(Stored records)
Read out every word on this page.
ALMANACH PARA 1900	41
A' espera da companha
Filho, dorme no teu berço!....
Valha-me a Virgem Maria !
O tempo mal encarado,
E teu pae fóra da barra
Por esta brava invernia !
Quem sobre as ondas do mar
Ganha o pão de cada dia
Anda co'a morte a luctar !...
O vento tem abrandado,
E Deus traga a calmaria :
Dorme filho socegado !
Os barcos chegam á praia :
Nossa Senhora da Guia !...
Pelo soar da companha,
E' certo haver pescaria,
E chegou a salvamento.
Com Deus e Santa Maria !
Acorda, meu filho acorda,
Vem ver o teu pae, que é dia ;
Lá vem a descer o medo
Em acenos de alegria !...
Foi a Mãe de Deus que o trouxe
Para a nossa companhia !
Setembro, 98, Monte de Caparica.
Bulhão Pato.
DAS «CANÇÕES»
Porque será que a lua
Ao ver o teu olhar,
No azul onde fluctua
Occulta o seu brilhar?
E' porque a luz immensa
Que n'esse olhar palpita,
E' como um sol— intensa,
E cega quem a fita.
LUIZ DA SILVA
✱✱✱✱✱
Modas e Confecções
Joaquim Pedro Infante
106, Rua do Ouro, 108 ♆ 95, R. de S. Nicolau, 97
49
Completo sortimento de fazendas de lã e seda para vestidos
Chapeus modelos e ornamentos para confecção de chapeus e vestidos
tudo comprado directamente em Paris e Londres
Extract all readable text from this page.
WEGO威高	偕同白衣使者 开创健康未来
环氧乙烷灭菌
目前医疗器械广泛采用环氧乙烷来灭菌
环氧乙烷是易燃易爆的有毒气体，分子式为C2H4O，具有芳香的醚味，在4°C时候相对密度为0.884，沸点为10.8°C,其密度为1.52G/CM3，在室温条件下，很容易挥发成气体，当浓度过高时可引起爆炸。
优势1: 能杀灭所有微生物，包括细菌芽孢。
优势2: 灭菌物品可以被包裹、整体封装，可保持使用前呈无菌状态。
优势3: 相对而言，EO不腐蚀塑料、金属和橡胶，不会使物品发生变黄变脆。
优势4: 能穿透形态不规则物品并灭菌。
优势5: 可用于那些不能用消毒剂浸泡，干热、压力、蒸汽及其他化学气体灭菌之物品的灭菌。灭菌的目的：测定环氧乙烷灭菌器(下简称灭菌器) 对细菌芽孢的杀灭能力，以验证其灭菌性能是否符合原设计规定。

...

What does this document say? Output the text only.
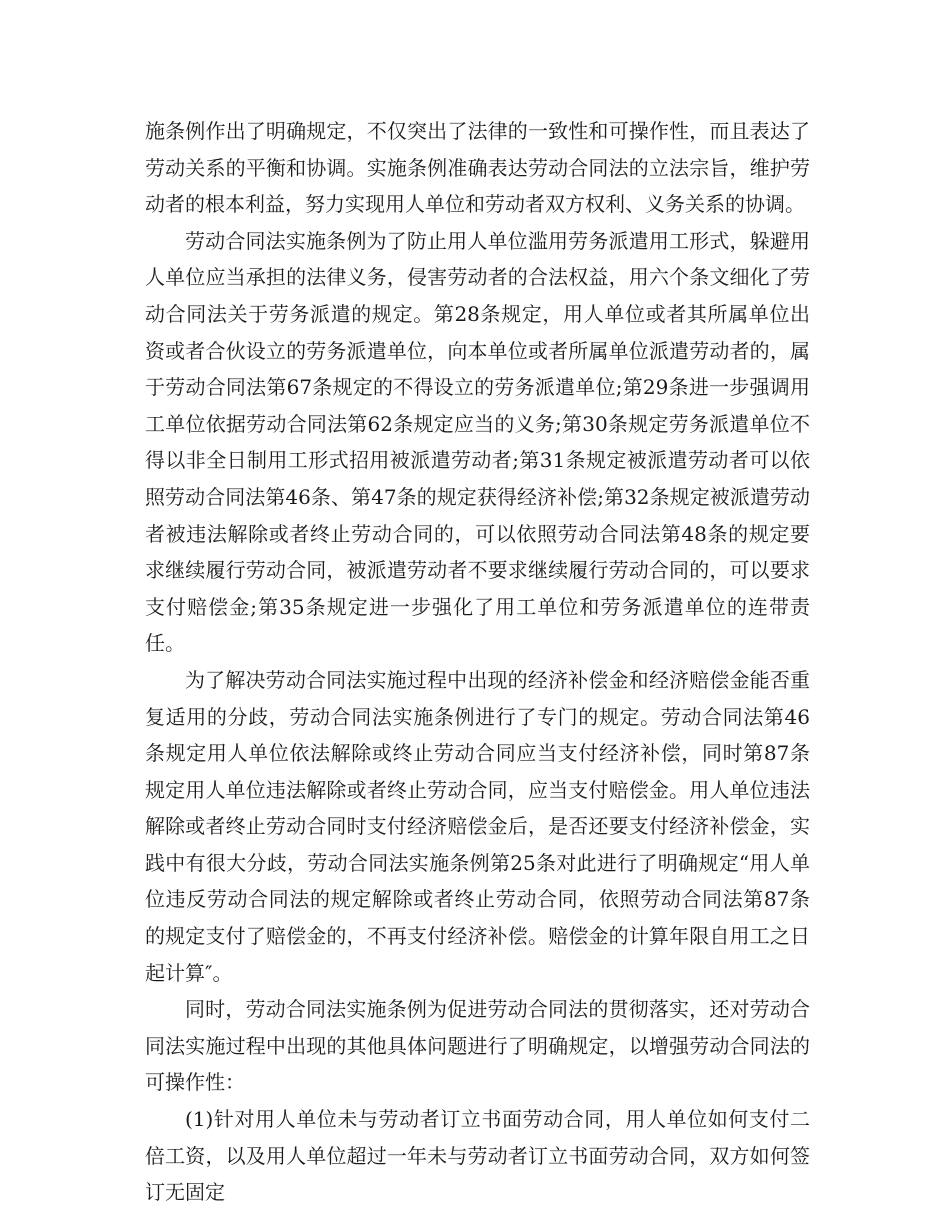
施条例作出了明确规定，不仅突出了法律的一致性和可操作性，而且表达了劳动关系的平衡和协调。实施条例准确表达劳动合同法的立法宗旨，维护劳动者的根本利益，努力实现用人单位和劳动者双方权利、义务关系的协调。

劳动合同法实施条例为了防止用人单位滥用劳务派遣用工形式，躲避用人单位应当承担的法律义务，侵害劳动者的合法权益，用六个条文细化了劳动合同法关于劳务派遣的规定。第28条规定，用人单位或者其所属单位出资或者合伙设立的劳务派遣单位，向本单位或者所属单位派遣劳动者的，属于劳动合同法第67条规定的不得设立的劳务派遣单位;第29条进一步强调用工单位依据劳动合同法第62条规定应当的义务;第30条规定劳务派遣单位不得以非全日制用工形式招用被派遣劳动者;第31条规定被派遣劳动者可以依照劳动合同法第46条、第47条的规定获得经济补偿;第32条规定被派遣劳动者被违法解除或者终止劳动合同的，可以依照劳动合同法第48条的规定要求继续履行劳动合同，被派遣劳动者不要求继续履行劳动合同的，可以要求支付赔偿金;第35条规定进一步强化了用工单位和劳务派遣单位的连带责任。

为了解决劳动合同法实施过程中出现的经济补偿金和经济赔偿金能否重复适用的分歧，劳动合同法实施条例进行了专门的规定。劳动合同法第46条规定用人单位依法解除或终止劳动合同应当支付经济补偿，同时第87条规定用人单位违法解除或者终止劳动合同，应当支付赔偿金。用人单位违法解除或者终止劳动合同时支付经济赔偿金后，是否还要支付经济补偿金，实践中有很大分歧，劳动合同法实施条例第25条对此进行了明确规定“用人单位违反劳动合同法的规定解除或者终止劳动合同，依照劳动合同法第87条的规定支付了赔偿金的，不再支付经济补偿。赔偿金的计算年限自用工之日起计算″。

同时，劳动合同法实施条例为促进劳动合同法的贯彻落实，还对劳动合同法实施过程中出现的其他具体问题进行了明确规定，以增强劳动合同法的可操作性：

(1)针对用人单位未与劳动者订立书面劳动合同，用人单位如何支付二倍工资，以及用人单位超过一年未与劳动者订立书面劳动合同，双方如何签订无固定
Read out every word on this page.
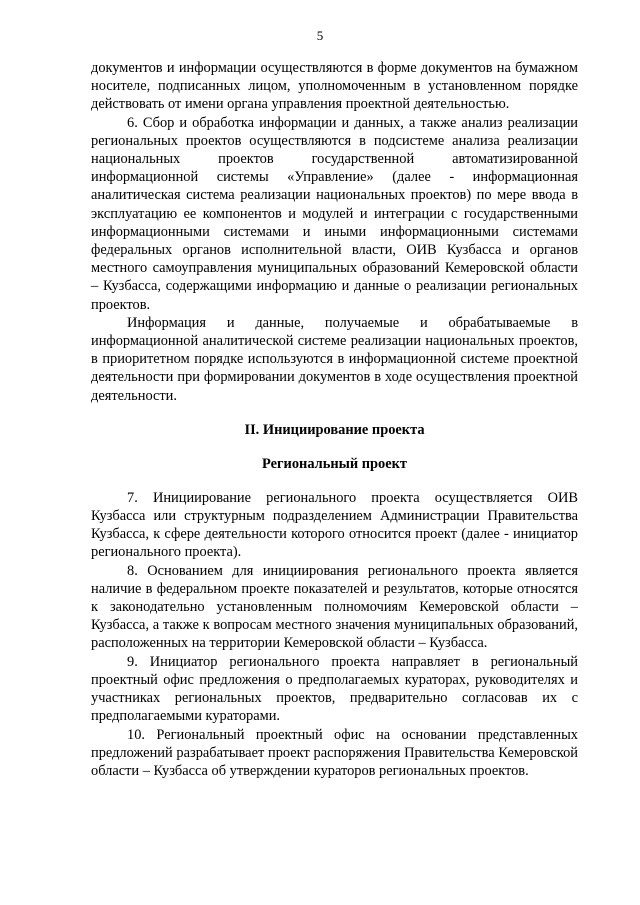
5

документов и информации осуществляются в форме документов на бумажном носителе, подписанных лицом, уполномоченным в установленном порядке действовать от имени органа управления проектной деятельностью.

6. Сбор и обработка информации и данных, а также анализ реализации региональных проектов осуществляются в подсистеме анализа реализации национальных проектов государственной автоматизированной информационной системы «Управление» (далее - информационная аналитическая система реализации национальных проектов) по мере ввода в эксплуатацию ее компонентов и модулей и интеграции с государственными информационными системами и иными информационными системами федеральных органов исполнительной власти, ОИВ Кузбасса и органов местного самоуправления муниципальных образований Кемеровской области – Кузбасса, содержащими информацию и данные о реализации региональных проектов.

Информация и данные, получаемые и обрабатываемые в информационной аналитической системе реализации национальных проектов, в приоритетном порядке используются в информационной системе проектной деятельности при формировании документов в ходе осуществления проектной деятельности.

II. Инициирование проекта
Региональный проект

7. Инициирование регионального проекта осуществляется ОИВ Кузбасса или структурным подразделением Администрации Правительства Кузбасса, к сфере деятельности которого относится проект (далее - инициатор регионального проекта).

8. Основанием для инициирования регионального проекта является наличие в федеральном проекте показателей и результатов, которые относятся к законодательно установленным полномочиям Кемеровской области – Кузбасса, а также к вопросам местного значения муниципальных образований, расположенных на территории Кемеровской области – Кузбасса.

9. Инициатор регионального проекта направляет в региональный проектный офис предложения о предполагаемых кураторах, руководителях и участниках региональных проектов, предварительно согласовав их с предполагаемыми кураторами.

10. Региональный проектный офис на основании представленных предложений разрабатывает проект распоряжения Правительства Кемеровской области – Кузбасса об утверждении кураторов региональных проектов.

▶ STATED TASK: Pick out lines containing the word "companha", each one as written.

▶ RESULT FOR THIS TASK:
A' espera da companha
Pelo soar da companha,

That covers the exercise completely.